PROBLEM REQUIREMENTS
Make an exact copy of all the records.

DATA FOR THIS TASK
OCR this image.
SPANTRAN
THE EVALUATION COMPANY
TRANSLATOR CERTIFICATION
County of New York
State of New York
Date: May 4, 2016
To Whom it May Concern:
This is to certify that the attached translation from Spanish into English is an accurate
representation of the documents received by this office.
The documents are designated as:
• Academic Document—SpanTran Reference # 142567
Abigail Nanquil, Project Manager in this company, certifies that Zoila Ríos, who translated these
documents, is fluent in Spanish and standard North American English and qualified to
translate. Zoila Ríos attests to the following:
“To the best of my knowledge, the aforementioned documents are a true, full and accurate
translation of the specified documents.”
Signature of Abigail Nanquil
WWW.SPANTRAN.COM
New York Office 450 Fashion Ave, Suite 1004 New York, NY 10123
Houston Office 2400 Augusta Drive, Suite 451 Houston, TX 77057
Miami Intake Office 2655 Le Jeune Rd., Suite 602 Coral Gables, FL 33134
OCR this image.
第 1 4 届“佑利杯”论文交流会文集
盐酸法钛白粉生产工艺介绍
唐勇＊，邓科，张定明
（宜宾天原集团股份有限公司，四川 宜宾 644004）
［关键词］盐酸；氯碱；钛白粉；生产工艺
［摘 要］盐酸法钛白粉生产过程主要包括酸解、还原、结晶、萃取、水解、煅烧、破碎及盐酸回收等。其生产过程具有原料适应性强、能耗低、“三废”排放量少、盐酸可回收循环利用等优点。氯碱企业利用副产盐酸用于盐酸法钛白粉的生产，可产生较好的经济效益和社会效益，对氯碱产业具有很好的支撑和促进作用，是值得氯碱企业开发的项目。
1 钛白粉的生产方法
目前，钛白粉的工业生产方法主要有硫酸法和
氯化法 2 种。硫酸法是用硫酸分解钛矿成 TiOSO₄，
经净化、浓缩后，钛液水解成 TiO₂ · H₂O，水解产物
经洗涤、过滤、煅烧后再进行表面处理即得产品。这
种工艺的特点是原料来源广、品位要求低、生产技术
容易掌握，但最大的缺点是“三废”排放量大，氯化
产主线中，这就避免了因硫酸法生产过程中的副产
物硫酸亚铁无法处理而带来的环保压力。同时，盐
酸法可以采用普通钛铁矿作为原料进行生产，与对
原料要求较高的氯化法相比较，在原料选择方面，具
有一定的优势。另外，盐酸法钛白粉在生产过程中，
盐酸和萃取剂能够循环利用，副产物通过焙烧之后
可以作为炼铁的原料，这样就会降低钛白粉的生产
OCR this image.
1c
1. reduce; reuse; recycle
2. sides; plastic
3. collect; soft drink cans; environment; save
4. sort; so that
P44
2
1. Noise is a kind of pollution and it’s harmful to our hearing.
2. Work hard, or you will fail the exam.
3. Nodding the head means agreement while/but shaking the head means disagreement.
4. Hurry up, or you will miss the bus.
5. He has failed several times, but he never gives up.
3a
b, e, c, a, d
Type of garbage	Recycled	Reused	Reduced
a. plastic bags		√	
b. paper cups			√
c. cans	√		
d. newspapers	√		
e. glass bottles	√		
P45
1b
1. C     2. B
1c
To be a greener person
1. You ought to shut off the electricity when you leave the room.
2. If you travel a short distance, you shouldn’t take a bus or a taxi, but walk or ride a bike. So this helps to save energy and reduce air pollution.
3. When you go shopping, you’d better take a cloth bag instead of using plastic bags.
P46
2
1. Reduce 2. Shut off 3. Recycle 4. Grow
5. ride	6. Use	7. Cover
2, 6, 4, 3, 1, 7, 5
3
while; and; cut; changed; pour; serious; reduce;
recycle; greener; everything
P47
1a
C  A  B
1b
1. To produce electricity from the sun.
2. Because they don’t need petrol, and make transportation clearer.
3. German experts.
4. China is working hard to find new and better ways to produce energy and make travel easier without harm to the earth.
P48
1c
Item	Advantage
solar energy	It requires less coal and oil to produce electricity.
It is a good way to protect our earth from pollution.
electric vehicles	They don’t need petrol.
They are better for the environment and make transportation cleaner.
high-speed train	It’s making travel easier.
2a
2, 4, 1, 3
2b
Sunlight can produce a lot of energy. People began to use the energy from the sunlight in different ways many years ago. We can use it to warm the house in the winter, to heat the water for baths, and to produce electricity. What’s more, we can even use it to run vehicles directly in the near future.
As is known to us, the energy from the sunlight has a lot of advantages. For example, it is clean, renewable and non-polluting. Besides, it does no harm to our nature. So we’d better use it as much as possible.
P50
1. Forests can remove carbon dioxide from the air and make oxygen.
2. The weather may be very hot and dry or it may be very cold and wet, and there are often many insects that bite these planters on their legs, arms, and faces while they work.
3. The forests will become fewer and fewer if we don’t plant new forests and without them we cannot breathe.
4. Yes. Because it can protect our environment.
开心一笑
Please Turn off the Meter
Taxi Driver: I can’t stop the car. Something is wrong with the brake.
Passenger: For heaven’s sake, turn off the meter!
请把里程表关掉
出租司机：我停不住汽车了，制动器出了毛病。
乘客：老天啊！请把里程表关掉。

ANSWER IN FULL
OCR this image.
SPANTRAN
THE EVALUATION COMPANY
TRANSLATOR CERTIFICATION
County of New York
State of New York
Date: May 4, 2016
To Whom it May Concern:
This is to certify that the attached translation from Spanish into English is an accurate
representation of the documents received by this office.
The documents are designated as:
• Academic Document—SpanTran Reference # 142567
Abigail Nanquil, Project Manager in this company, certifies that Zoila Ríos, who translated these
documents, is fluent in Spanish and standard North American English and qualified to
translate. Zoila Ríos attests to the following:
“To the best of my knowledge, the aforementioned documents are a true, full and accurate
translation of the specified documents.”
Signature of Abigail Nanquil
WWW.SPANTRAN.COM
New York Office 450 Fashion Ave, Suite 1004 New York, NY 10123
Houston Office 2400 Augusta Drive, Suite 451 Houston, TX 77057
Miami Intake Office 2655 Le Jeune Rd., Suite 602 Coral Gables, FL 33134
OCR this image.
第 1 4 届“佑利杯”论文交流会文集
盐酸法钛白粉生产工艺介绍
唐勇＊，邓科，张定明
（宜宾天原集团股份有限公司，四川 宜宾 644004）
［关键词］盐酸；氯碱；钛白粉；生产工艺
［摘 要］盐酸法钛白粉生产过程主要包括酸解、还原、结晶、萃取、水解、煅烧、破碎及盐酸回收等。其生产过程具有原料适应性强、能耗低、“三废”排放量少、盐酸可回收循环利用等优点。氯碱企业利用副产盐酸用于盐酸法钛白粉的生产，可产生较好的经济效益和社会效益，对氯碱产业具有很好的支撑和促进作用，是值得氯碱企业开发的项目。
1 钛白粉的生产方法
目前，钛白粉的工业生产方法主要有硫酸法和
氯化法 2 种。硫酸法是用硫酸分解钛矿成 TiOSO₄，
经净化、浓缩后，钛液水解成 TiO₂ · H₂O，水解产物
经洗涤、过滤、煅烧后再进行表面处理即得产品。这
种工艺的特点是原料来源广、品位要求低、生产技术
容易掌握，但最大的缺点是“三废”排放量大，氯化
产主线中，这就避免了因硫酸法生产过程中的副产
物硫酸亚铁无法处理而带来的环保压力。同时，盐
酸法可以采用普通钛铁矿作为原料进行生产，与对
原料要求较高的氯化法相比较，在原料选择方面，具
有一定的优势。另外，盐酸法钛白粉在生产过程中，
盐酸和萃取剂能够循环利用，副产物通过焙烧之后
可以作为炼铁的原料，这样就会降低钛白粉的生产
OCR this image.
1c
1. reduce; reuse; recycle
2. sides; plastic
3. collect; soft drink cans; environment; save
4. sort; so that
P44
2
1. Noise is a kind of pollution and it’s harmful to our hearing.
2. Work hard, or you will fail the exam.
3. Nodding the head means agreement while/but shaking the head means disagreement.
4. Hurry up, or you will miss the bus.
5. He has failed several times, but he never gives up.
3a
b, e, c, a, d
Type of garbage	Recycled	Reused	Reduced
a. plastic bags		√	
b. paper cups			√
c. cans	√		
d. newspapers	√		
e. glass bottles	√		
P45
1b
1. C     2. B
1c
To be a greener person
1. You ought to shut off the electricity when you leave the room.
2. If you travel a short distance, you shouldn’t take a bus or a taxi, but walk or ride a bike. So this helps to save energy and reduce air pollution.
3. When you go shopping, you’d better take a cloth bag instead of using plastic bags.
P46
2
1. Reduce 2. Shut off 3. Recycle 4. Grow
5. ride	6. Use	7. Cover
2, 6, 4, 3, 1, 7, 5
3
while; and; cut; changed; pour; serious; reduce;
recycle; greener; everything
P47
1a
C  A  B
1b
1. To produce electricity from the sun.
2. Because they don’t need petrol, and make transportation clearer.
3. German experts.
4. China is working hard to find new and better ways to produce energy and make travel easier without harm to the earth.
P48
1c
Item	Advantage
solar energy	It requires less coal and oil to produce electricity.
It is a good way to protect our earth from pollution.
electric vehicles	They don’t need petrol.
They are better for the environment and make transportation cleaner.
high-speed train	It’s making travel easier.
2a
2, 4, 1, 3
2b
Sunlight can produce a lot of energy. People began to use the energy from the sunlight in different ways many years ago. We can use it to warm the house in the winter, to heat the water for baths, and to produce electricity. What’s more, we can even use it to run vehicles directly in the near future.
As is known to us, the energy from the sunlight has a lot of advantages. For example, it is clean, renewable and non-polluting. Besides, it does no harm to our nature. So we’d better use it as much as possible.
P50
1. Forests can remove carbon dioxide from the air and make oxygen.
2. The weather may be very hot and dry or it may be very cold and wet, and there are often many insects that bite these planters on their legs, arms, and faces while they work.
3. The forests will become fewer and fewer if we don’t plant new forests and without them we cannot breathe.
4. Yes. Because it can protect our environment.
开心一笑
Please Turn off the Meter
Taxi Driver: I can’t stop the car. Something is wrong with the brake.
Passenger: For heaven’s sake, turn off the meter!
请把里程表关掉
出租司机：我停不住汽车了，制动器出了毛病。
乘客：老天啊！请把里程表关掉。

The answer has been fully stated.